==== Entries shown ====
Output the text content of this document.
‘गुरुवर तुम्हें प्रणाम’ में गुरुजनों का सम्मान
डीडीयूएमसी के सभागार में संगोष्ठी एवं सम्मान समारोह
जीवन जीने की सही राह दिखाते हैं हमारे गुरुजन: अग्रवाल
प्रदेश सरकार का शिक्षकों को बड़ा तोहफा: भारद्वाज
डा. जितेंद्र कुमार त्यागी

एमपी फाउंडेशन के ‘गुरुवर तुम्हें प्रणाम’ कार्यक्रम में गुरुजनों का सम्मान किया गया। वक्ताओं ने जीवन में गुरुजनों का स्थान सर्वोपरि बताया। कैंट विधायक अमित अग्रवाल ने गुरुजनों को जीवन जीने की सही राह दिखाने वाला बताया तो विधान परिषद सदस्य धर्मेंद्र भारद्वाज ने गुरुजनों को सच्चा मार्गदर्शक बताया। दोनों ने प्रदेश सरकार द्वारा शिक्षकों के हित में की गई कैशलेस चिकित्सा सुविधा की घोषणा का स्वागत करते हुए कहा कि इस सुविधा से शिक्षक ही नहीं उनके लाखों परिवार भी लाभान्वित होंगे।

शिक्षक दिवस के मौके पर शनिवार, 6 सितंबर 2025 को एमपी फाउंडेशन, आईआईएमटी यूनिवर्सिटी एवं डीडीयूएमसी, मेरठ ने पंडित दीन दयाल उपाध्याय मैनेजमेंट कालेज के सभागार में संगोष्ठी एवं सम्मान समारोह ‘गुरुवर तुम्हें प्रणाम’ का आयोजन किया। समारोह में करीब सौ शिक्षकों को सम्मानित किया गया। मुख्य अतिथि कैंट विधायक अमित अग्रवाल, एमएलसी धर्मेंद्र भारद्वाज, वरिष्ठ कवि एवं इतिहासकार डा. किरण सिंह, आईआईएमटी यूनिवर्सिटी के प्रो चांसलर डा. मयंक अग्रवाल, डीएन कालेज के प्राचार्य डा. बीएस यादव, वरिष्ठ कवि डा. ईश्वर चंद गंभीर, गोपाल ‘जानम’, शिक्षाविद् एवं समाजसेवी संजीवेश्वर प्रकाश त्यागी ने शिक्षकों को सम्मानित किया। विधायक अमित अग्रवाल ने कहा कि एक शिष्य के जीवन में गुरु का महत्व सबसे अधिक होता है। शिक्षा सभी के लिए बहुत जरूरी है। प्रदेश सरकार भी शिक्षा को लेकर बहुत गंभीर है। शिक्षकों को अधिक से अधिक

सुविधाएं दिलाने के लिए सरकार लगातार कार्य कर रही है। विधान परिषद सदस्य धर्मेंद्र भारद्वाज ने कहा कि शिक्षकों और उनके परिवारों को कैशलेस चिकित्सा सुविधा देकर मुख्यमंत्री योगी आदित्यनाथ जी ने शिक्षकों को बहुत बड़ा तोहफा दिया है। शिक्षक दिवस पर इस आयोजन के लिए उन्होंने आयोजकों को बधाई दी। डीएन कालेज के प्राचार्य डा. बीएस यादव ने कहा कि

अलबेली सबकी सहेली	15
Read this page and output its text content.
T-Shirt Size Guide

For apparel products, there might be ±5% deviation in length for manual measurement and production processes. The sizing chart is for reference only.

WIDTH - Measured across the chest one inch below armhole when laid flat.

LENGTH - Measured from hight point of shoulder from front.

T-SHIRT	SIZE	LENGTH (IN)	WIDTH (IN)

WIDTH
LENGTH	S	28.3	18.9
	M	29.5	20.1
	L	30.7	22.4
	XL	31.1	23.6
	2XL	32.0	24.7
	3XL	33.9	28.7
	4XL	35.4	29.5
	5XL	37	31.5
====
__Written instruction__
Only the lines from the one containing "Read this page and output its text content." through the end of the entries above belong in the answer; repeat them exactly.

__Response for this exercise__
Read this page and output its text content.
T-Shirt Size Guide

For apparel products, there might be ±5% deviation in length for manual measurement and production processes. The sizing chart is for reference only.

WIDTH - Measured across the chest one inch below armhole when laid flat.

LENGTH - Measured from hight point of shoulder from front.

T-SHIRT	SIZE	LENGTH (IN)	WIDTH (IN)

WIDTH
LENGTH	S	28.3	18.9
	M	29.5	20.1
	L	30.7	22.4
	XL	31.1	23.6
	2XL	32.0	24.7
	3XL	33.9	28.7
	4XL	35.4	29.5
	5XL	37	31.5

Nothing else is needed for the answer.